§ **Items from a dataset**
##########

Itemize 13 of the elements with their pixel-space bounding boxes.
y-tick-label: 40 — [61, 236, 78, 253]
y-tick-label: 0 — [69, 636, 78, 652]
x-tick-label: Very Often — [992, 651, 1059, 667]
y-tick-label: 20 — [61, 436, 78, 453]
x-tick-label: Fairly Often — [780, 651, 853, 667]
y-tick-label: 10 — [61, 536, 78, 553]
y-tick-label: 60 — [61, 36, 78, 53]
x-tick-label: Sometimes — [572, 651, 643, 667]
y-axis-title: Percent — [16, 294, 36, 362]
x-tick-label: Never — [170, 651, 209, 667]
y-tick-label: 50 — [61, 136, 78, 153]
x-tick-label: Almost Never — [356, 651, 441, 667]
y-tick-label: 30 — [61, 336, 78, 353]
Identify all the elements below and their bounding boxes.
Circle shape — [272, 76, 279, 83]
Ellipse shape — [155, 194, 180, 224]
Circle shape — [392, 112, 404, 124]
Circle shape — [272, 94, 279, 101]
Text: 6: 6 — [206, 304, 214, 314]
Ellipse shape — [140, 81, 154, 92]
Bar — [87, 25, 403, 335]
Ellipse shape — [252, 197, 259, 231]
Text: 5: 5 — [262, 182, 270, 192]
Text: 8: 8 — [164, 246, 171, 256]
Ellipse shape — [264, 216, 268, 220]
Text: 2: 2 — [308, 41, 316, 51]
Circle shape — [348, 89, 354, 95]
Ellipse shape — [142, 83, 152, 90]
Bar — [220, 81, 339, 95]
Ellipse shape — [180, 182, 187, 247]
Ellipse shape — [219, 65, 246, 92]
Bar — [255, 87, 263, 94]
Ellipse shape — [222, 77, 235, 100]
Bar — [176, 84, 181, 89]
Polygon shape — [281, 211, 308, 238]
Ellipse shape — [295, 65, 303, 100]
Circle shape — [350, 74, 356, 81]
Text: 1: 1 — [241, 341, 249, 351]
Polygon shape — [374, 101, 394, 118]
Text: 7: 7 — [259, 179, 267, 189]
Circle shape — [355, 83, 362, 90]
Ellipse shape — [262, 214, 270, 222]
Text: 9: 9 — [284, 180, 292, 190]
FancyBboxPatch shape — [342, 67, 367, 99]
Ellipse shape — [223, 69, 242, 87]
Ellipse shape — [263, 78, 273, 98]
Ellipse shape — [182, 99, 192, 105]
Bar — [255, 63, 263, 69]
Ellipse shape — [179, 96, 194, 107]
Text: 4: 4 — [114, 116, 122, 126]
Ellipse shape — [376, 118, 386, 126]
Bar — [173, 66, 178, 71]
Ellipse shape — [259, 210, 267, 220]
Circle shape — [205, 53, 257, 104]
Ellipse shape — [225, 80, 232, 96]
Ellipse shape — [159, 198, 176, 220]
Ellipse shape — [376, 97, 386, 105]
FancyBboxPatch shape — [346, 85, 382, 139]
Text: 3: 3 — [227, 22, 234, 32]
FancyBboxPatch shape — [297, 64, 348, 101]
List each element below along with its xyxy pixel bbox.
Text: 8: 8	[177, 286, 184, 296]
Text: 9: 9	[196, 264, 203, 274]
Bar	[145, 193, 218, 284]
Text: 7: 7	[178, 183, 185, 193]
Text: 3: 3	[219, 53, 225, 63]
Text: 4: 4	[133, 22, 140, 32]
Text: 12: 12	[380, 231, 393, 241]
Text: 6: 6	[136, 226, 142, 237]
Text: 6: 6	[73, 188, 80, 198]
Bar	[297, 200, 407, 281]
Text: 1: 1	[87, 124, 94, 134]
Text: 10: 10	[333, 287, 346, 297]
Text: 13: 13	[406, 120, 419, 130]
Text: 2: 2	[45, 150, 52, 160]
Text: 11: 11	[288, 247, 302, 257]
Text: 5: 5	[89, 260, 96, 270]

##########

§ **BRIEF**
Reproduce the items verbatim, from the first line through the line containing "Bar — [255, 63, 263, 69]", including both ends.

§ **RESULT BELOW**
Itemize 13 of the elements with their pixel-space bounding boxes.
y-tick-label: 40 — [61, 236, 78, 253]
y-tick-label: 0 — [69, 636, 78, 652]
x-tick-label: Very Often — [992, 651, 1059, 667]
y-tick-label: 20 — [61, 436, 78, 453]
x-tick-label: Fairly Often — [780, 651, 853, 667]
y-tick-label: 10 — [61, 536, 78, 553]
y-tick-label: 60 — [61, 36, 78, 53]
x-tick-label: Sometimes — [572, 651, 643, 667]
y-axis-title: Percent — [16, 294, 36, 362]
x-tick-label: Never — [170, 651, 209, 667]
y-tick-label: 50 — [61, 136, 78, 153]
x-tick-label: Almost Never — [356, 651, 441, 667]
y-tick-label: 30 — [61, 336, 78, 353]
Identify all the elements below and their bounding boxes.
Circle shape — [272, 76, 279, 83]
Ellipse shape — [155, 194, 180, 224]
Circle shape — [392, 112, 404, 124]
Circle shape — [272, 94, 279, 101]
Text: 6: 6 — [206, 304, 214, 314]
Ellipse shape — [140, 81, 154, 92]
Bar — [87, 25, 403, 335]
Ellipse shape — [252, 197, 259, 231]
Text: 5: 5 — [262, 182, 270, 192]
Text: 8: 8 — [164, 246, 171, 256]
Ellipse shape — [264, 216, 268, 220]
Text: 2: 2 — [308, 41, 316, 51]
Circle shape — [348, 89, 354, 95]
Ellipse shape — [142, 83, 152, 90]
Bar — [220, 81, 339, 95]
Ellipse shape — [180, 182, 187, 247]
Ellipse shape — [219, 65, 246, 92]
Bar — [255, 87, 263, 94]
Ellipse shape — [222, 77, 235, 100]
Bar — [176, 84, 181, 89]
Polygon shape — [281, 211, 308, 238]
Ellipse shape — [295, 65, 303, 100]
Circle shape — [350, 74, 356, 81]
Text: 1: 1 — [241, 341, 249, 351]
Polygon shape — [374, 101, 394, 118]
Text: 7: 7 — [259, 179, 267, 189]
Circle shape — [355, 83, 362, 90]
Ellipse shape — [262, 214, 270, 222]
Text: 9: 9 — [284, 180, 292, 190]
FancyBboxPatch shape — [342, 67, 367, 99]
Ellipse shape — [223, 69, 242, 87]
Ellipse shape — [263, 78, 273, 98]
Ellipse shape — [182, 99, 192, 105]
Bar — [255, 63, 263, 69]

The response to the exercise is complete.